● **PROBLEM TO SOLVE**: Each record below is to be reproduced without any change.

● **STORED RECORDS**:
- - - -

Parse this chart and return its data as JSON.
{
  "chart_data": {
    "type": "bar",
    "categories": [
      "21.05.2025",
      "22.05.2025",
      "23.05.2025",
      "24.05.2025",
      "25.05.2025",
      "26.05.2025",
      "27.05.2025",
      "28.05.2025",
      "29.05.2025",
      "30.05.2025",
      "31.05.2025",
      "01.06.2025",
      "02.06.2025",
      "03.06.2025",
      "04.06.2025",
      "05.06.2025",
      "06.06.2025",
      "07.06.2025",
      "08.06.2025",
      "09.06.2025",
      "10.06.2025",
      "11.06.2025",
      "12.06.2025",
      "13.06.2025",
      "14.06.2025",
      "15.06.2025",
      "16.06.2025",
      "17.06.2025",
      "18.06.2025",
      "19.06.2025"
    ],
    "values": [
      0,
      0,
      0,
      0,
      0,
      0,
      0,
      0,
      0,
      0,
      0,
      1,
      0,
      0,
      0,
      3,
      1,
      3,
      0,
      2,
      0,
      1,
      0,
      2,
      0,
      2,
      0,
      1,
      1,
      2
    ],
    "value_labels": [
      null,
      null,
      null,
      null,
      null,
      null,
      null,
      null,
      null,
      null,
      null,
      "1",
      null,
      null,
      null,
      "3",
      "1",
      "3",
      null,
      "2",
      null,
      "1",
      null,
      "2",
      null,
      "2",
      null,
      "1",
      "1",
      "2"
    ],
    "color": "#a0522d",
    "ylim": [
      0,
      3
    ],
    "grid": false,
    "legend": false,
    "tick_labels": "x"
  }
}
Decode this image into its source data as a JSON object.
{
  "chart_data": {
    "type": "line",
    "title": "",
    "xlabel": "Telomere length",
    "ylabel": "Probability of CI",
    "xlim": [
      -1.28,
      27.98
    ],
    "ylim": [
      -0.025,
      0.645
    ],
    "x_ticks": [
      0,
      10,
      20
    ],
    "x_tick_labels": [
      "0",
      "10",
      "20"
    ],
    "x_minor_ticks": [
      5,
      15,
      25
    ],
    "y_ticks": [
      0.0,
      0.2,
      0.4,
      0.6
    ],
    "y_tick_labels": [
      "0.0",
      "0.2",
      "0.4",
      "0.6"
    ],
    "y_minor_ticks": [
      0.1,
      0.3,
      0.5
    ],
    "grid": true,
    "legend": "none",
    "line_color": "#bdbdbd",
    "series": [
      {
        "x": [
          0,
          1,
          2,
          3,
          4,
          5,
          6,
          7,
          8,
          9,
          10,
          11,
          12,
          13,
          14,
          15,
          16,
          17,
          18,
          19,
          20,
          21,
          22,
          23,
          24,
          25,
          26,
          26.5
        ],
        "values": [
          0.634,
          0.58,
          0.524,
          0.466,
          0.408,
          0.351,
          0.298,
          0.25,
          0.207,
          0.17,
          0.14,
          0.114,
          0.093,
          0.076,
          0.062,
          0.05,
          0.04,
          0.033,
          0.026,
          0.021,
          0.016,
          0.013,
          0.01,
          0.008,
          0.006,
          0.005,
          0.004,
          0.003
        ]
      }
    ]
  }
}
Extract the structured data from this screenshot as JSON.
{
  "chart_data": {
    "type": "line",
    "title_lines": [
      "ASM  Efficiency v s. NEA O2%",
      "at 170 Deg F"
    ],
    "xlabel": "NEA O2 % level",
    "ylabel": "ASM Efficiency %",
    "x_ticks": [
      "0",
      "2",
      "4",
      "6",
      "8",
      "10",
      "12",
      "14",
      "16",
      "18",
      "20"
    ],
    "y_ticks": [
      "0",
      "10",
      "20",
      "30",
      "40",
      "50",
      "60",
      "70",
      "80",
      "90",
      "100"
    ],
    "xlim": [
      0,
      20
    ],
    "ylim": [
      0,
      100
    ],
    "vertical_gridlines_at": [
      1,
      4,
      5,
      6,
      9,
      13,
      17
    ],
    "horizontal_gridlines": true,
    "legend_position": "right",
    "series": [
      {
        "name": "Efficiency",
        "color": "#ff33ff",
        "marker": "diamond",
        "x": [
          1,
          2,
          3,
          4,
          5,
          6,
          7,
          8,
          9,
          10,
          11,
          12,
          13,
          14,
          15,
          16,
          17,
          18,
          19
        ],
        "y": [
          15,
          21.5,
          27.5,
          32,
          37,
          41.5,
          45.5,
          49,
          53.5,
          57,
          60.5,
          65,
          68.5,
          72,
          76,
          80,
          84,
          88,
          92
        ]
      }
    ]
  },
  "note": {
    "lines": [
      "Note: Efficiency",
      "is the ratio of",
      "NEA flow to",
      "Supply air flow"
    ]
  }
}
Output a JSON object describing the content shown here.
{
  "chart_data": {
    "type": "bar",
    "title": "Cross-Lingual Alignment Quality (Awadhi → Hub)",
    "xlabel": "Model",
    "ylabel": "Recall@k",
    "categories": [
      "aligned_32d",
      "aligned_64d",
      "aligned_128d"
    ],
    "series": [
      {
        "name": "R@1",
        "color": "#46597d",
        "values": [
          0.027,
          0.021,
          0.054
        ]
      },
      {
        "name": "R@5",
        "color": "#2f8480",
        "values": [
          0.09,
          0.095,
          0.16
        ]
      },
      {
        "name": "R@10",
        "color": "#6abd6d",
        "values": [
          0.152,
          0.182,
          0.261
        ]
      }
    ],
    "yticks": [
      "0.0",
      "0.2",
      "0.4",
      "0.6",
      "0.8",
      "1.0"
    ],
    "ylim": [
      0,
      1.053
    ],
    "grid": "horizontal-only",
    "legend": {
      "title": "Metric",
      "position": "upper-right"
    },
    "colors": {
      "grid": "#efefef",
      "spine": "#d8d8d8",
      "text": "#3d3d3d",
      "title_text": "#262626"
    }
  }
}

- - - -

● **EXPECTED OUTPUT**:
Parse this chart and return its data as JSON.
{
  "chart_data": {
    "type": "bar",
    "categories": [
      "21.05.2025",
      "22.05.2025",
      "23.05.2025",
      "24.05.2025",
      "25.05.2025",
      "26.05.2025",
      "27.05.2025",
      "28.05.2025",
      "29.05.2025",
      "30.05.2025",
      "31.05.2025",
      "01.06.2025",
      "02.06.2025",
      "03.06.2025",
      "04.06.2025",
      "05.06.2025",
      "06.06.2025",
      "07.06.2025",
      "08.06.2025",
      "09.06.2025",
      "10.06.2025",
      "11.06.2025",
      "12.06.2025",
      "13.06.2025",
      "14.06.2025",
      "15.06.2025",
      "16.06.2025",
      "17.06.2025",
      "18.06.2025",
      "19.06.2025"
    ],
    "values": [
      0,
      0,
      0,
      0,
      0,
      0,
      0,
      0,
      0,
      0,
      0,
      1,
      0,
      0,
      0,
      3,
      1,
      3,
      0,
      2,
      0,
      1,
      0,
      2,
      0,
      2,
      0,
      1,
      1,
      2
    ],
    "value_labels": [
      null,
      null,
      null,
      null,
      null,
      null,
      null,
      null,
      null,
      null,
      null,
      "1",
      null,
      null,
      null,
      "3",
      "1",
      "3",
      null,
      "2",
      null,
      "1",
      null,
      "2",
      null,
      "2",
      null,
      "1",
      "1",
      "2"
    ],
    "color": "#a0522d",
    "ylim": [
      0,
      3
    ],
    "grid": false,
    "legend": false,
    "tick_labels": "x"
  }
}
Decode this image into its source data as a JSON object.
{
  "chart_data": {
    "type": "line",
    "title": "",
    "xlabel": "Telomere length",
    "ylabel": "Probability of CI",
    "xlim": [
      -1.28,
      27.98
    ],
    "ylim": [
      -0.025,
      0.645
    ],
    "x_ticks": [
      0,
      10,
      20
    ],
    "x_tick_labels": [
      "0",
      "10",
      "20"
    ],
    "x_minor_ticks": [
      5,
      15,
      25
    ],
    "y_ticks": [
      0.0,
      0.2,
      0.4,
      0.6
    ],
    "y_tick_labels": [
      "0.0",
      "0.2",
      "0.4",
      "0.6"
    ],
    "y_minor_ticks": [
      0.1,
      0.3,
      0.5
    ],
    "grid": true,
    "legend": "none",
    "line_color": "#bdbdbd",
    "series": [
      {
        "x": [
          0,
          1,
          2,
          3,
          4,
          5,
          6,
          7,
          8,
          9,
          10,
          11,
          12,
          13,
          14,
          15,
          16,
          17,
          18,
          19,
          20,
          21,
          22,
          23,
          24,
          25,
          26,
          26.5
        ],
        "values": [
          0.634,
          0.58,
          0.524,
          0.466,
          0.408,
          0.351,
          0.298,
          0.25,
          0.207,
          0.17,
          0.14,
          0.114,
          0.093,
          0.076,
          0.062,
          0.05,
          0.04,
          0.033,
          0.026,
          0.021,
          0.016,
          0.013,
          0.01,
          0.008,
          0.006,
          0.005,
          0.004,
          0.003
        ]
      }
    ]
  }
}
Extract the structured data from this screenshot as JSON.
{
  "chart_data": {
    "type": "line",
    "title_lines": [
      "ASM  Efficiency v s. NEA O2%",
      "at 170 Deg F"
    ],
    "xlabel": "NEA O2 % level",
    "ylabel": "ASM Efficiency %",
    "x_ticks": [
      "0",
      "2",
      "4",
      "6",
      "8",
      "10",
      "12",
      "14",
      "16",
      "18",
      "20"
    ],
    "y_ticks": [
      "0",
      "10",
      "20",
      "30",
      "40",
      "50",
      "60",
      "70",
      "80",
      "90",
      "100"
    ],
    "xlim": [
      0,
      20
    ],
    "ylim": [
      0,
      100
    ],
    "vertical_gridlines_at": [
      1,
      4,
      5,
      6,
      9,
      13,
      17
    ],
    "horizontal_gridlines": true,
    "legend_position": "right",
    "series": [
      {
        "name": "Efficiency",
        "color": "#ff33ff",
        "marker": "diamond",
        "x": [
          1,
          2,
          3,
          4,
          5,
          6,
          7,
          8,
          9,
          10,
          11,
          12,
          13,
          14,
          15,
          16,
          17,
          18,
          19
        ],
        "y": [
          15,
          21.5,
          27.5,
          32,
          37,
          41.5,
          45.5,
          49,
          53.5,
          57,
          60.5,
          65,
          68.5,
          72,
          76,
          80,
          84,
          88,
          92
        ]
      }
    ]
  },
  "note": {
    "lines": [
      "Note: Efficiency",
      "is the ratio of",
      "NEA flow to",
      "Supply air flow"
    ]
  }
}
Output a JSON object describing the content shown here.
{
  "chart_data": {
    "type": "bar",
    "title": "Cross-Lingual Alignment Quality (Awadhi → Hub)",
    "xlabel": "Model",
    "ylabel": "Recall@k",
    "categories": [
      "aligned_32d",
      "aligned_64d",
      "aligned_128d"
    ],
    "series": [
      {
        "name": "R@1",
        "color": "#46597d",
        "values": [
          0.027,
          0.021,
          0.054
        ]
      },
      {
        "name": "R@5",
        "color": "#2f8480",
        "values": [
          0.09,
          0.095,
          0.16
        ]
      },
      {
        "name": "R@10",
        "color": "#6abd6d",
        "values": [
          0.152,
          0.182,
          0.261
        ]
      }
    ],
    "yticks": [
      "0.0",
      "0.2",
      "0.4",
      "0.6",
      "0.8",
      "1.0"
    ],
    "ylim": [
      0,
      1.053
    ],
    "grid": "horizontal-only",
    "legend": {
      "title": "Metric",
      "position": "upper-right"
    },
    "colors": {
      "grid": "#efefef",
      "spine": "#d8d8d8",
      "text": "#3d3d3d",
      "title_text": "#262626"
    }
  }
}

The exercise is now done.